(Figure contents as structured data)
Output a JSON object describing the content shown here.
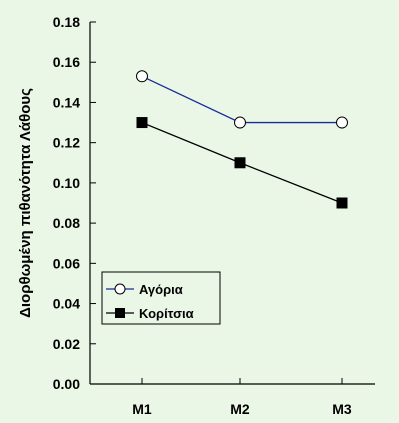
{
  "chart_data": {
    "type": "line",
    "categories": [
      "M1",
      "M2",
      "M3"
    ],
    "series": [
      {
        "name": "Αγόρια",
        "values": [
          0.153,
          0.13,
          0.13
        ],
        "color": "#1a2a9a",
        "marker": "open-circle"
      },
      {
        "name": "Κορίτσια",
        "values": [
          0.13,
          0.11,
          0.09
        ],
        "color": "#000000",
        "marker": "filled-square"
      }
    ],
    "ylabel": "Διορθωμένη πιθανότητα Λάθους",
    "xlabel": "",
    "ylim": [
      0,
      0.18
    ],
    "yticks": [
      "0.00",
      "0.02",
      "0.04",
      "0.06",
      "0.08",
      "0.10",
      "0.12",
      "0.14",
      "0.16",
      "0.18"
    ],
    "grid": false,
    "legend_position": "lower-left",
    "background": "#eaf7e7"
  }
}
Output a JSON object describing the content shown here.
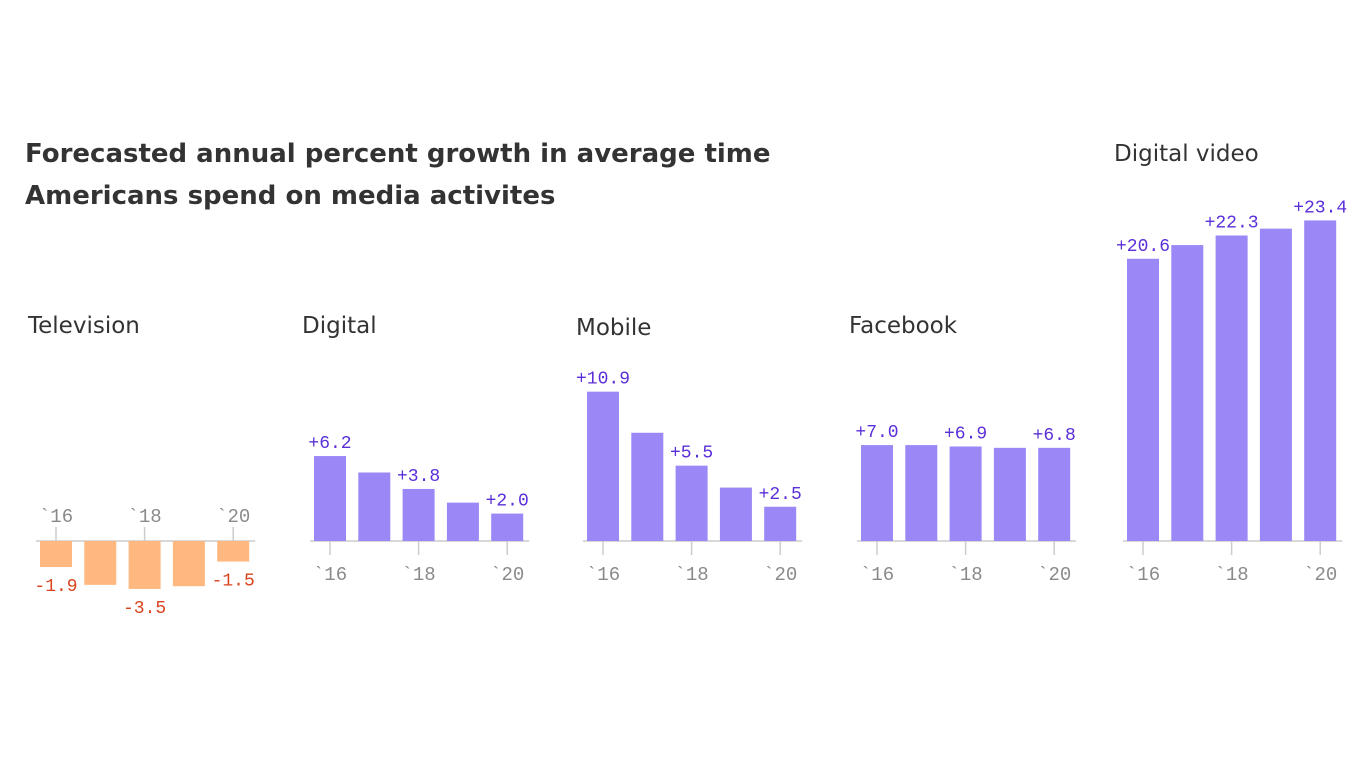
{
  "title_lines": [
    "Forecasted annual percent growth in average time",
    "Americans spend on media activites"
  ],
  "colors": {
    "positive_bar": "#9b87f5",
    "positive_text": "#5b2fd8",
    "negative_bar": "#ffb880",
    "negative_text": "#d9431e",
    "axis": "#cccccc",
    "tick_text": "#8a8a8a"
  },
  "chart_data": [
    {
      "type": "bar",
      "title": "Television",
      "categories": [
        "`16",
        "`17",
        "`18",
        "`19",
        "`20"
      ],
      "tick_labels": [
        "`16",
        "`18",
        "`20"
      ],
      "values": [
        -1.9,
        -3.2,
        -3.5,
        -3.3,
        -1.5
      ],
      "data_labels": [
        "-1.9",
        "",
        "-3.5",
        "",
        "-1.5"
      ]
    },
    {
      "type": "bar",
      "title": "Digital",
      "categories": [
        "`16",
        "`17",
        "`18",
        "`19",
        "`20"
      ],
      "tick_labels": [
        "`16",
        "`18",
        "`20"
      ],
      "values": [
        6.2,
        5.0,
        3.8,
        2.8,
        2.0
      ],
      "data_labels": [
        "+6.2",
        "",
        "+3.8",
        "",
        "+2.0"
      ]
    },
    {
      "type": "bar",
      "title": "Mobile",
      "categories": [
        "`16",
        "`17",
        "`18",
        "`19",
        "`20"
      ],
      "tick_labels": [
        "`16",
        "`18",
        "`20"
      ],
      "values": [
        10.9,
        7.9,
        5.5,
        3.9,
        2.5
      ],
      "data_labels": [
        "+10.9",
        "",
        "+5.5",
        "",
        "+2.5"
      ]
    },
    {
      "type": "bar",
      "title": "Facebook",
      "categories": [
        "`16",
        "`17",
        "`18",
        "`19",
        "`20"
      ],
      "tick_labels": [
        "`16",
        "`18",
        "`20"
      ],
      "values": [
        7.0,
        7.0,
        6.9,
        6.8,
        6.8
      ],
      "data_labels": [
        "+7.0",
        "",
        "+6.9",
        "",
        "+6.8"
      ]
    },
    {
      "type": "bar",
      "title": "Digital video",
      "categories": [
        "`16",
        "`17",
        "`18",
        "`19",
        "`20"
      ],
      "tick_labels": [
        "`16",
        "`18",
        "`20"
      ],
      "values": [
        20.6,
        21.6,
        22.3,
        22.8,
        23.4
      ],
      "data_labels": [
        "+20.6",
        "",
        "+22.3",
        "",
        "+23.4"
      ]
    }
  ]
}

● **Given task**:
Output an exact copy of the material, with the pictures removed.

● **Task solution**:
Output a JSON object describing the content shown here.
{
  "chart_data": {
    "type": "line",
    "categories": [
      "M1",
      "M2",
      "M3"
    ],
    "series": [
      {
        "name": "Αγόρια",
        "values": [
          0.153,
          0.13,
          0.13
        ],
        "color": "#1a2a9a",
        "marker": "open-circle"
      },
      {
        "name": "Κορίτσια",
        "values": [
          0.13,
          0.11,
          0.09
        ],
        "color": "#000000",
        "marker": "filled-square"
      }
    ],
    "ylabel": "Διορθωμένη πιθανότητα Λάθους",
    "xlabel": "",
    "ylim": [
      0,
      0.18
    ],
    "yticks": [
      "0.00",
      "0.02",
      "0.04",
      "0.06",
      "0.08",
      "0.10",
      "0.12",
      "0.14",
      "0.16",
      "0.18"
    ],
    "grid": false,
    "legend_position": "lower-left",
    "background": "#eaf7e7"
  }
}
Output a JSON object describing the content shown here.
{
  "title_lines": [
    "Forecasted annual percent growth in average time",
    "Americans spend on media activites"
  ],
  "colors": {
    "positive_bar": "#9b87f5",
    "positive_text": "#5b2fd8",
    "negative_bar": "#ffb880",
    "negative_text": "#d9431e",
    "axis": "#cccccc",
    "tick_text": "#8a8a8a"
  },
  "chart_data": [
    {
      "type": "bar",
      "title": "Television",
      "categories": [
        "`16",
        "`17",
        "`18",
        "`19",
        "`20"
      ],
      "tick_labels": [
        "`16",
        "`18",
        "`20"
      ],
      "values": [
        -1.9,
        -3.2,
        -3.5,
        -3.3,
        -1.5
      ],
      "data_labels": [
        "-1.9",
        "",
        "-3.5",
        "",
        "-1.5"
      ]
    },
    {
      "type": "bar",
      "title": "Digital",
      "categories": [
        "`16",
        "`17",
        "`18",
        "`19",
        "`20"
      ],
      "tick_labels": [
        "`16",
        "`18",
        "`20"
      ],
      "values": [
        6.2,
        5.0,
        3.8,
        2.8,
        2.0
      ],
      "data_labels": [
        "+6.2",
        "",
        "+3.8",
        "",
        "+2.0"
      ]
    },
    {
      "type": "bar",
      "title": "Mobile",
      "categories": [
        "`16",
        "`17",
        "`18",
        "`19",
        "`20"
      ],
      "tick_labels": [
        "`16",
        "`18",
        "`20"
      ],
      "values": [
        10.9,
        7.9,
        5.5,
        3.9,
        2.5
      ],
      "data_labels": [
        "+10.9",
        "",
        "+5.5",
        "",
        "+2.5"
      ]
    },
    {
      "type": "bar",
      "title": "Facebook",
      "categories": [
        "`16",
        "`17",
        "`18",
        "`19",
        "`20"
      ],
      "tick_labels": [
        "`16",
        "`18",
        "`20"
      ],
      "values": [
        7.0,
        7.0,
        6.9,
        6.8,
        6.8
      ],
      "data_labels": [
        "+7.0",
        "",
        "+6.9",
        "",
        "+6.8"
      ]
    },
    {
      "type": "bar",
      "title": "Digital video",
      "categories": [
        "`16",
        "`17",
        "`18",
        "`19",
        "`20"
      ],
      "tick_labels": [
        "`16",
        "`18",
        "`20"
      ],
      "values": [
        20.6,
        21.6,
        22.3,
        22.8,
        23.4
      ],
      "data_labels": [
        "+20.6",
        "",
        "+22.3",
        "",
        "+23.4"
      ]
    }
  ]
}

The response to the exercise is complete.